Short task –
Output every line below without omitting or altering anything.

Records supplied –
>> BEGIN

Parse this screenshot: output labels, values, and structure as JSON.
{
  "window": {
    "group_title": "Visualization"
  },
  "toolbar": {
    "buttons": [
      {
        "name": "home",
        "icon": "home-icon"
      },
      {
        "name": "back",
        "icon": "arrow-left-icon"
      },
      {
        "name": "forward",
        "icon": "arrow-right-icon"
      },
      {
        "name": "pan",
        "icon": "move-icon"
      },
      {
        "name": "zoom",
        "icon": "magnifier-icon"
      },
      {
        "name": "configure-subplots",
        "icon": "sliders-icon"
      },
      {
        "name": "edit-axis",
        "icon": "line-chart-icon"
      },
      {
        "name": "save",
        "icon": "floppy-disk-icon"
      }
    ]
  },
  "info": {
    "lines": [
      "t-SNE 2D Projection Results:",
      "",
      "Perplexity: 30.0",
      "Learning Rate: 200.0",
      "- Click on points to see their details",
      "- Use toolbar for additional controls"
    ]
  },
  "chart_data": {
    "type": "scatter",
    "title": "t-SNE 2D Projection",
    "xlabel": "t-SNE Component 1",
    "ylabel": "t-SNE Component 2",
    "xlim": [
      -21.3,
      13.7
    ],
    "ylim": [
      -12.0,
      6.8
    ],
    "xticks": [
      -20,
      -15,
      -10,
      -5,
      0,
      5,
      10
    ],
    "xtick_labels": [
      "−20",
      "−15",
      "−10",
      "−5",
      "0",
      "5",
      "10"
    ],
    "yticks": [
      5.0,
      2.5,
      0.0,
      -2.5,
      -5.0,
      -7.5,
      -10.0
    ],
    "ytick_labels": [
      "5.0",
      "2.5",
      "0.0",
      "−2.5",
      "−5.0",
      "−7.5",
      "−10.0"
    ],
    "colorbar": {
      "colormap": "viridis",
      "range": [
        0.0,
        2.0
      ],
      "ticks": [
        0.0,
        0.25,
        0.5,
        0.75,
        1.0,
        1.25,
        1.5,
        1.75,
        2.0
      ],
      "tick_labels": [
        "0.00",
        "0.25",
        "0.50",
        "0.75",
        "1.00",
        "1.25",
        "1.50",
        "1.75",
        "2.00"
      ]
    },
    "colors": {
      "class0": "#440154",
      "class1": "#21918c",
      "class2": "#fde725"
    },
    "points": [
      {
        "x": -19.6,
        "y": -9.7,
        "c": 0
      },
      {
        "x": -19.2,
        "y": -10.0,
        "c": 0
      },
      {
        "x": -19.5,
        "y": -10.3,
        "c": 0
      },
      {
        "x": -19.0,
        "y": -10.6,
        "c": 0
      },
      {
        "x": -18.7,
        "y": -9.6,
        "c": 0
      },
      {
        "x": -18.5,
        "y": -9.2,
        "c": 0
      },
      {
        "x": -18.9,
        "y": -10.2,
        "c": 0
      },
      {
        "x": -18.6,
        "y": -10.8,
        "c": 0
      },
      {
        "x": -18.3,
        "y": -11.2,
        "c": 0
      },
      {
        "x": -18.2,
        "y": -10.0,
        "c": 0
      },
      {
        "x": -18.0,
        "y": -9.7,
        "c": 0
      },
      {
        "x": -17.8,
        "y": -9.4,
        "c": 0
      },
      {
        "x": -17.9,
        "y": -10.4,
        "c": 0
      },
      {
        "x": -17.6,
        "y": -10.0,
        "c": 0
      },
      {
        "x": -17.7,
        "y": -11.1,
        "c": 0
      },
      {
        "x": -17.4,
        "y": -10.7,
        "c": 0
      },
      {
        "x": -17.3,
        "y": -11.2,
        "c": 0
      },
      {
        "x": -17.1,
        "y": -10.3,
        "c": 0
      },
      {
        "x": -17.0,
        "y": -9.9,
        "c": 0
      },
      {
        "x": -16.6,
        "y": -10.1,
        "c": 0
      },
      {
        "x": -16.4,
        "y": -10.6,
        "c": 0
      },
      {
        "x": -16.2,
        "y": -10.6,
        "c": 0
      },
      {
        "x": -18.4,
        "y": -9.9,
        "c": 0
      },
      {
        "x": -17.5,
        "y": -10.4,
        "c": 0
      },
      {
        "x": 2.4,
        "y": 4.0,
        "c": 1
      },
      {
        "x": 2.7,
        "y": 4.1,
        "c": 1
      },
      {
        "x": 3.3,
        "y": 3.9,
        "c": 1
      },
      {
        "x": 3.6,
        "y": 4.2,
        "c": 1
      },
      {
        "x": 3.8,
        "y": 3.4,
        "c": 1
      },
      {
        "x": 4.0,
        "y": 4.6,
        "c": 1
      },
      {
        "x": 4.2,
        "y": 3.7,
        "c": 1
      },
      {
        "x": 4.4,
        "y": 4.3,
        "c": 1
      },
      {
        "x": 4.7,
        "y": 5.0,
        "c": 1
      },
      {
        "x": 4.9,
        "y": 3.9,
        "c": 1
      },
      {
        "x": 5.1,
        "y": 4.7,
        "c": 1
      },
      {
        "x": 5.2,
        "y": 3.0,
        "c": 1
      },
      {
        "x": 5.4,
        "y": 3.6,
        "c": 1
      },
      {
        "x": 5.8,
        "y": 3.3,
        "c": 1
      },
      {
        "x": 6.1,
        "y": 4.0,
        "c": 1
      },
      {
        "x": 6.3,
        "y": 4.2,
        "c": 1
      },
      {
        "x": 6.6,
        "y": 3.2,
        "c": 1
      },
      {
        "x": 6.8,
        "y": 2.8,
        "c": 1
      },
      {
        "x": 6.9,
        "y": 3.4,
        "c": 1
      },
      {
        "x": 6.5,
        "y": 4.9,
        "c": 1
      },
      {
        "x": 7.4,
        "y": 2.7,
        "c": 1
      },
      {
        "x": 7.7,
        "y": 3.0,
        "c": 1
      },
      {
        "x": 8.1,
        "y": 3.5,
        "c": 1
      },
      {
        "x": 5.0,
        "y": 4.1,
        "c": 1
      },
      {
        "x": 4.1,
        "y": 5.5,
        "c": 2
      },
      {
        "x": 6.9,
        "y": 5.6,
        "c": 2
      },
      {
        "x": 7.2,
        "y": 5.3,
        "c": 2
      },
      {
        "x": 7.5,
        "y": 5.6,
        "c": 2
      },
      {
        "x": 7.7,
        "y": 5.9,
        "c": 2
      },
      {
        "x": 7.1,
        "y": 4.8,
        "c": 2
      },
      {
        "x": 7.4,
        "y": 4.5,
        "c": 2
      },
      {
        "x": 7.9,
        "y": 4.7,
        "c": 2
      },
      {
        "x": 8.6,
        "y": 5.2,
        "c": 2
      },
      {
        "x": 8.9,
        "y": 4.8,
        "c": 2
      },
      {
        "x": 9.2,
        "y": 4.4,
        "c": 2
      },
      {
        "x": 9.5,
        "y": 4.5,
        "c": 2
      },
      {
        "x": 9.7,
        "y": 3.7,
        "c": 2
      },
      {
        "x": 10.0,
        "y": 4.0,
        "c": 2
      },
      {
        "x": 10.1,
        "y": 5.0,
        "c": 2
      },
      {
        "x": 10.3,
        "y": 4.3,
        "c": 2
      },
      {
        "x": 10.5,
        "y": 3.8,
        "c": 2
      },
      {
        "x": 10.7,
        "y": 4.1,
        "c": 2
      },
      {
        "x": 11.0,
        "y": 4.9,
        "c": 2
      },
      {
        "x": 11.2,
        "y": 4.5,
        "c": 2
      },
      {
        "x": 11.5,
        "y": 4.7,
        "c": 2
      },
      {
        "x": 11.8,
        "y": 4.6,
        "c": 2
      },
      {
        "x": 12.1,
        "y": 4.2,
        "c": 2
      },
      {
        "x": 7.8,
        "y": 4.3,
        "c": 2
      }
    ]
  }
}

>> END

Solved problem –
Parse this screenshot: output labels, values, and structure as JSON.
{
  "window": {
    "group_title": "Visualization"
  },
  "toolbar": {
    "buttons": [
      {
        "name": "home",
        "icon": "home-icon"
      },
      {
        "name": "back",
        "icon": "arrow-left-icon"
      },
      {
        "name": "forward",
        "icon": "arrow-right-icon"
      },
      {
        "name": "pan",
        "icon": "move-icon"
      },
      {
        "name": "zoom",
        "icon": "magnifier-icon"
      },
      {
        "name": "configure-subplots",
        "icon": "sliders-icon"
      },
      {
        "name": "edit-axis",
        "icon": "line-chart-icon"
      },
      {
        "name": "save",
        "icon": "floppy-disk-icon"
      }
    ]
  },
  "info": {
    "lines": [
      "t-SNE 2D Projection Results:",
      "",
      "Perplexity: 30.0",
      "Learning Rate: 200.0",
      "- Click on points to see their details",
      "- Use toolbar for additional controls"
    ]
  },
  "chart_data": {
    "type": "scatter",
    "title": "t-SNE 2D Projection",
    "xlabel": "t-SNE Component 1",
    "ylabel": "t-SNE Component 2",
    "xlim": [
      -21.3,
      13.7
    ],
    "ylim": [
      -12.0,
      6.8
    ],
    "xticks": [
      -20,
      -15,
      -10,
      -5,
      0,
      5,
      10
    ],
    "xtick_labels": [
      "−20",
      "−15",
      "−10",
      "−5",
      "0",
      "5",
      "10"
    ],
    "yticks": [
      5.0,
      2.5,
      0.0,
      -2.5,
      -5.0,
      -7.5,
      -10.0
    ],
    "ytick_labels": [
      "5.0",
      "2.5",
      "0.0",
      "−2.5",
      "−5.0",
      "−7.5",
      "−10.0"
    ],
    "colorbar": {
      "colormap": "viridis",
      "range": [
        0.0,
        2.0
      ],
      "ticks": [
        0.0,
        0.25,
        0.5,
        0.75,
        1.0,
        1.25,
        1.5,
        1.75,
        2.0
      ],
      "tick_labels": [
        "0.00",
        "0.25",
        "0.50",
        "0.75",
        "1.00",
        "1.25",
        "1.50",
        "1.75",
        "2.00"
      ]
    },
    "colors": {
      "class0": "#440154",
      "class1": "#21918c",
      "class2": "#fde725"
    },
    "points": [
      {
        "x": -19.6,
        "y": -9.7,
        "c": 0
      },
      {
        "x": -19.2,
        "y": -10.0,
        "c": 0
      },
      {
        "x": -19.5,
        "y": -10.3,
        "c": 0
      },
      {
        "x": -19.0,
        "y": -10.6,
        "c": 0
      },
      {
        "x": -18.7,
        "y": -9.6,
        "c": 0
      },
      {
        "x": -18.5,
        "y": -9.2,
        "c": 0
      },
      {
        "x": -18.9,
        "y": -10.2,
        "c": 0
      },
      {
        "x": -18.6,
        "y": -10.8,
        "c": 0
      },
      {
        "x": -18.3,
        "y": -11.2,
        "c": 0
      },
      {
        "x": -18.2,
        "y": -10.0,
        "c": 0
      },
      {
        "x": -18.0,
        "y": -9.7,
        "c": 0
      },
      {
        "x": -17.8,
        "y": -9.4,
        "c": 0
      },
      {
        "x": -17.9,
        "y": -10.4,
        "c": 0
      },
      {
        "x": -17.6,
        "y": -10.0,
        "c": 0
      },
      {
        "x": -17.7,
        "y": -11.1,
        "c": 0
      },
      {
        "x": -17.4,
        "y": -10.7,
        "c": 0
      },
      {
        "x": -17.3,
        "y": -11.2,
        "c": 0
      },
      {
        "x": -17.1,
        "y": -10.3,
        "c": 0
      },
      {
        "x": -17.0,
        "y": -9.9,
        "c": 0
      },
      {
        "x": -16.6,
        "y": -10.1,
        "c": 0
      },
      {
        "x": -16.4,
        "y": -10.6,
        "c": 0
      },
      {
        "x": -16.2,
        "y": -10.6,
        "c": 0
      },
      {
        "x": -18.4,
        "y": -9.9,
        "c": 0
      },
      {
        "x": -17.5,
        "y": -10.4,
        "c": 0
      },
      {
        "x": 2.4,
        "y": 4.0,
        "c": 1
      },
      {
        "x": 2.7,
        "y": 4.1,
        "c": 1
      },
      {
        "x": 3.3,
        "y": 3.9,
        "c": 1
      },
      {
        "x": 3.6,
        "y": 4.2,
        "c": 1
      },
      {
        "x": 3.8,
        "y": 3.4,
        "c": 1
      },
      {
        "x": 4.0,
        "y": 4.6,
        "c": 1
      },
      {
        "x": 4.2,
        "y": 3.7,
        "c": 1
      },
      {
        "x": 4.4,
        "y": 4.3,
        "c": 1
      },
      {
        "x": 4.7,
        "y": 5.0,
        "c": 1
      },
      {
        "x": 4.9,
        "y": 3.9,
        "c": 1
      },
      {
        "x": 5.1,
        "y": 4.7,
        "c": 1
      },
      {
        "x": 5.2,
        "y": 3.0,
        "c": 1
      },
      {
        "x": 5.4,
        "y": 3.6,
        "c": 1
      },
      {
        "x": 5.8,
        "y": 3.3,
        "c": 1
      },
      {
        "x": 6.1,
        "y": 4.0,
        "c": 1
      },
      {
        "x": 6.3,
        "y": 4.2,
        "c": 1
      },
      {
        "x": 6.6,
        "y": 3.2,
        "c": 1
      },
      {
        "x": 6.8,
        "y": 2.8,
        "c": 1
      },
      {
        "x": 6.9,
        "y": 3.4,
        "c": 1
      },
      {
        "x": 6.5,
        "y": 4.9,
        "c": 1
      },
      {
        "x": 7.4,
        "y": 2.7,
        "c": 1
      },
      {
        "x": 7.7,
        "y": 3.0,
        "c": 1
      },
      {
        "x": 8.1,
        "y": 3.5,
        "c": 1
      },
      {
        "x": 5.0,
        "y": 4.1,
        "c": 1
      },
      {
        "x": 4.1,
        "y": 5.5,
        "c": 2
      },
      {
        "x": 6.9,
        "y": 5.6,
        "c": 2
      },
      {
        "x": 7.2,
        "y": 5.3,
        "c": 2
      },
      {
        "x": 7.5,
        "y": 5.6,
        "c": 2
      },
      {
        "x": 7.7,
        "y": 5.9,
        "c": 2
      },
      {
        "x": 7.1,
        "y": 4.8,
        "c": 2
      },
      {
        "x": 7.4,
        "y": 4.5,
        "c": 2
      },
      {
        "x": 7.9,
        "y": 4.7,
        "c": 2
      },
      {
        "x": 8.6,
        "y": 5.2,
        "c": 2
      },
      {
        "x": 8.9,
        "y": 4.8,
        "c": 2
      },
      {
        "x": 9.2,
        "y": 4.4,
        "c": 2
      },
      {
        "x": 9.5,
        "y": 4.5,
        "c": 2
      },
      {
        "x": 9.7,
        "y": 3.7,
        "c": 2
      },
      {
        "x": 10.0,
        "y": 4.0,
        "c": 2
      },
      {
        "x": 10.1,
        "y": 5.0,
        "c": 2
      },
      {
        "x": 10.3,
        "y": 4.3,
        "c": 2
      },
      {
        "x": 10.5,
        "y": 3.8,
        "c": 2
      },
      {
        "x": 10.7,
        "y": 4.1,
        "c": 2
      },
      {
        "x": 11.0,
        "y": 4.9,
        "c": 2
      },
      {
        "x": 11.2,
        "y": 4.5,
        "c": 2
      },
      {
        "x": 11.5,
        "y": 4.7,
        "c": 2
      },
      {
        "x": 11.8,
        "y": 4.6,
        "c": 2
      },
      {
        "x": 12.1,
        "y": 4.2,
        "c": 2
      },
      {
        "x": 7.8,
        "y": 4.3,
        "c": 2
      }
    ]
  }
}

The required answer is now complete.